Go through the entries below and print each one exactly, leaving out pictures.

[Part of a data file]
################
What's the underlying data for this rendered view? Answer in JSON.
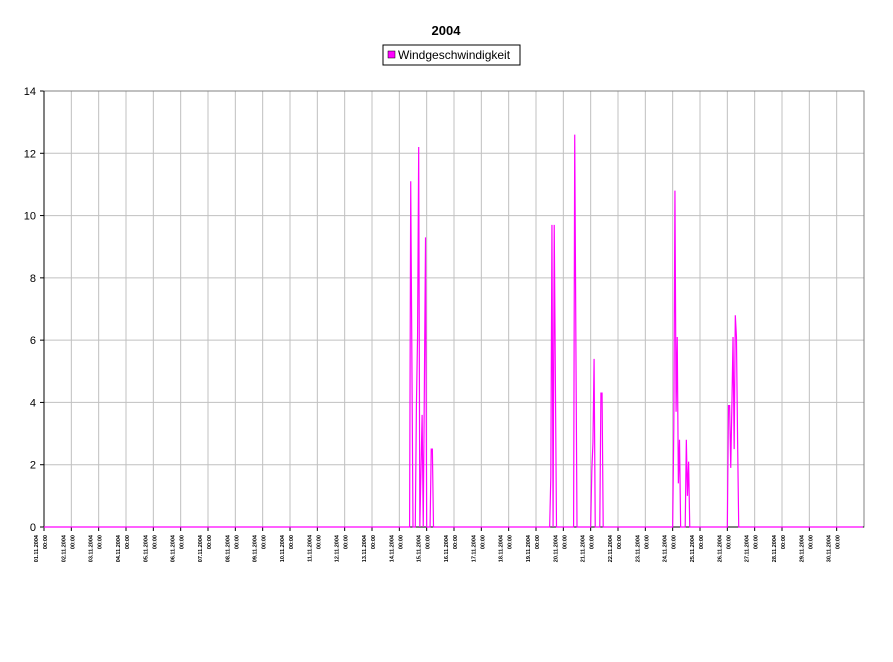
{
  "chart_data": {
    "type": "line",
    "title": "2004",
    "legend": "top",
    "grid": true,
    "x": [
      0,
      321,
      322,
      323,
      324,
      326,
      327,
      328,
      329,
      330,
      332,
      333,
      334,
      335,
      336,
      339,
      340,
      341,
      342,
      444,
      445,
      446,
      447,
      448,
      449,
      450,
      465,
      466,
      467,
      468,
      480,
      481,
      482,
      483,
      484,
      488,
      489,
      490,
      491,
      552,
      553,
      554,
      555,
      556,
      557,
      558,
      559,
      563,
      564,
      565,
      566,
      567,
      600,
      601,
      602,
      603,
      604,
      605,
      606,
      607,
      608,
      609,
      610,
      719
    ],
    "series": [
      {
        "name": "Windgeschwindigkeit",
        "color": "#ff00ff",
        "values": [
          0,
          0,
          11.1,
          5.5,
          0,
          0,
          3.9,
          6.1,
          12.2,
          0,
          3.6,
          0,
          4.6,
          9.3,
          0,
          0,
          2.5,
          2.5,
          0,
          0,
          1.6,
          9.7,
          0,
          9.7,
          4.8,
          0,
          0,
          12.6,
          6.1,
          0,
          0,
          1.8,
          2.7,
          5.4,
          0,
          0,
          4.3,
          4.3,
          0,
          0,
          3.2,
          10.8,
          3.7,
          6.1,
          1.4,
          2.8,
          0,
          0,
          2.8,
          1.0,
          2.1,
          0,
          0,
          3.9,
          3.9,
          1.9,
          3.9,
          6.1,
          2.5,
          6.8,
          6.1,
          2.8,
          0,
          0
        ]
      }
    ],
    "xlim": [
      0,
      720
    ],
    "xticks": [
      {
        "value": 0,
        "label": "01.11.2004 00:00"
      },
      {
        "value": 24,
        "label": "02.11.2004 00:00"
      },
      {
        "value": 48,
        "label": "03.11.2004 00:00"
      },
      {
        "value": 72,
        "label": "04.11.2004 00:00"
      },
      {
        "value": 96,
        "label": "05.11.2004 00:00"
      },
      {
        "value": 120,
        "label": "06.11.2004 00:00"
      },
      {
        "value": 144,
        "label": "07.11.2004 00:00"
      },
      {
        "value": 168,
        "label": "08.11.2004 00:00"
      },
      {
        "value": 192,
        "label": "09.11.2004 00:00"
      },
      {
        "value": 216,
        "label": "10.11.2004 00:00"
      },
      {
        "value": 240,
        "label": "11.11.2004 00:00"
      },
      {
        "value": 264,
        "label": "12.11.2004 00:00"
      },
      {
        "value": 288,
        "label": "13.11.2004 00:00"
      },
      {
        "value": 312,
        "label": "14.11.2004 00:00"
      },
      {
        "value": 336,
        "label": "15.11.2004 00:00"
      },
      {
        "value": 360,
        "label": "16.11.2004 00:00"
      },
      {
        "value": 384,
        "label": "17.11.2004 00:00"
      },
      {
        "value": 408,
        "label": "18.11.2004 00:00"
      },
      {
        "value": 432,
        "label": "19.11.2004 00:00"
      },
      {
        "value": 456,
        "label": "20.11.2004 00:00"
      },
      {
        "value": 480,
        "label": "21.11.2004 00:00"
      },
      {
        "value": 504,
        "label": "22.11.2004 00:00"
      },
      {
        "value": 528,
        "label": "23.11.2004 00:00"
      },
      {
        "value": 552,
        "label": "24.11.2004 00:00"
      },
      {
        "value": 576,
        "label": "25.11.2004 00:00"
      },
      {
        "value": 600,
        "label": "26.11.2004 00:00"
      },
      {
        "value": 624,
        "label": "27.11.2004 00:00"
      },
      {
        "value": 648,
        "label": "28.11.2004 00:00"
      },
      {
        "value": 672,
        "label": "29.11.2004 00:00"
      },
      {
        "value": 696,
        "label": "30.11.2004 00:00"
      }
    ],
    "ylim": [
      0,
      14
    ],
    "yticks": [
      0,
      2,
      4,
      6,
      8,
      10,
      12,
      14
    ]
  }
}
################
CORRECT RESPONSE =>
What's the underlying data for this rendered view? Answer in JSON.
{
  "chart_data": {
    "type": "line",
    "title": "2004",
    "legend": "top",
    "grid": true,
    "x": [
      0,
      321,
      322,
      323,
      324,
      326,
      327,
      328,
      329,
      330,
      332,
      333,
      334,
      335,
      336,
      339,
      340,
      341,
      342,
      444,
      445,
      446,
      447,
      448,
      449,
      450,
      465,
      466,
      467,
      468,
      480,
      481,
      482,
      483,
      484,
      488,
      489,
      490,
      491,
      552,
      553,
      554,
      555,
      556,
      557,
      558,
      559,
      563,
      564,
      565,
      566,
      567,
      600,
      601,
      602,
      603,
      604,
      605,
      606,
      607,
      608,
      609,
      610,
      719
    ],
    "series": [
      {
        "name": "Windgeschwindigkeit",
        "color": "#ff00ff",
        "values": [
          0,
          0,
          11.1,
          5.5,
          0,
          0,
          3.9,
          6.1,
          12.2,
          0,
          3.6,
          0,
          4.6,
          9.3,
          0,
          0,
          2.5,
          2.5,
          0,
          0,
          1.6,
          9.7,
          0,
          9.7,
          4.8,
          0,
          0,
          12.6,
          6.1,
          0,
          0,
          1.8,
          2.7,
          5.4,
          0,
          0,
          4.3,
          4.3,
          0,
          0,
          3.2,
          10.8,
          3.7,
          6.1,
          1.4,
          2.8,
          0,
          0,
          2.8,
          1.0,
          2.1,
          0,
          0,
          3.9,
          3.9,
          1.9,
          3.9,
          6.1,
          2.5,
          6.8,
          6.1,
          2.8,
          0,
          0
        ]
      }
    ],
    "xlim": [
      0,
      720
    ],
    "xticks": [
      {
        "value": 0,
        "label": "01.11.2004 00:00"
      },
      {
        "value": 24,
        "label": "02.11.2004 00:00"
      },
      {
        "value": 48,
        "label": "03.11.2004 00:00"
      },
      {
        "value": 72,
        "label": "04.11.2004 00:00"
      },
      {
        "value": 96,
        "label": "05.11.2004 00:00"
      },
      {
        "value": 120,
        "label": "06.11.2004 00:00"
      },
      {
        "value": 144,
        "label": "07.11.2004 00:00"
      },
      {
        "value": 168,
        "label": "08.11.2004 00:00"
      },
      {
        "value": 192,
        "label": "09.11.2004 00:00"
      },
      {
        "value": 216,
        "label": "10.11.2004 00:00"
      },
      {
        "value": 240,
        "label": "11.11.2004 00:00"
      },
      {
        "value": 264,
        "label": "12.11.2004 00:00"
      },
      {
        "value": 288,
        "label": "13.11.2004 00:00"
      },
      {
        "value": 312,
        "label": "14.11.2004 00:00"
      },
      {
        "value": 336,
        "label": "15.11.2004 00:00"
      },
      {
        "value": 360,
        "label": "16.11.2004 00:00"
      },
      {
        "value": 384,
        "label": "17.11.2004 00:00"
      },
      {
        "value": 408,
        "label": "18.11.2004 00:00"
      },
      {
        "value": 432,
        "label": "19.11.2004 00:00"
      },
      {
        "value": 456,
        "label": "20.11.2004 00:00"
      },
      {
        "value": 480,
        "label": "21.11.2004 00:00"
      },
      {
        "value": 504,
        "label": "22.11.2004 00:00"
      },
      {
        "value": 528,
        "label": "23.11.2004 00:00"
      },
      {
        "value": 552,
        "label": "24.11.2004 00:00"
      },
      {
        "value": 576,
        "label": "25.11.2004 00:00"
      },
      {
        "value": 600,
        "label": "26.11.2004 00:00"
      },
      {
        "value": 624,
        "label": "27.11.2004 00:00"
      },
      {
        "value": 648,
        "label": "28.11.2004 00:00"
      },
      {
        "value": 672,
        "label": "29.11.2004 00:00"
      },
      {
        "value": 696,
        "label": "30.11.2004 00:00"
      }
    ],
    "ylim": [
      0,
      14
    ],
    "yticks": [
      0,
      2,
      4,
      6,
      8,
      10,
      12,
      14
    ]
  }
}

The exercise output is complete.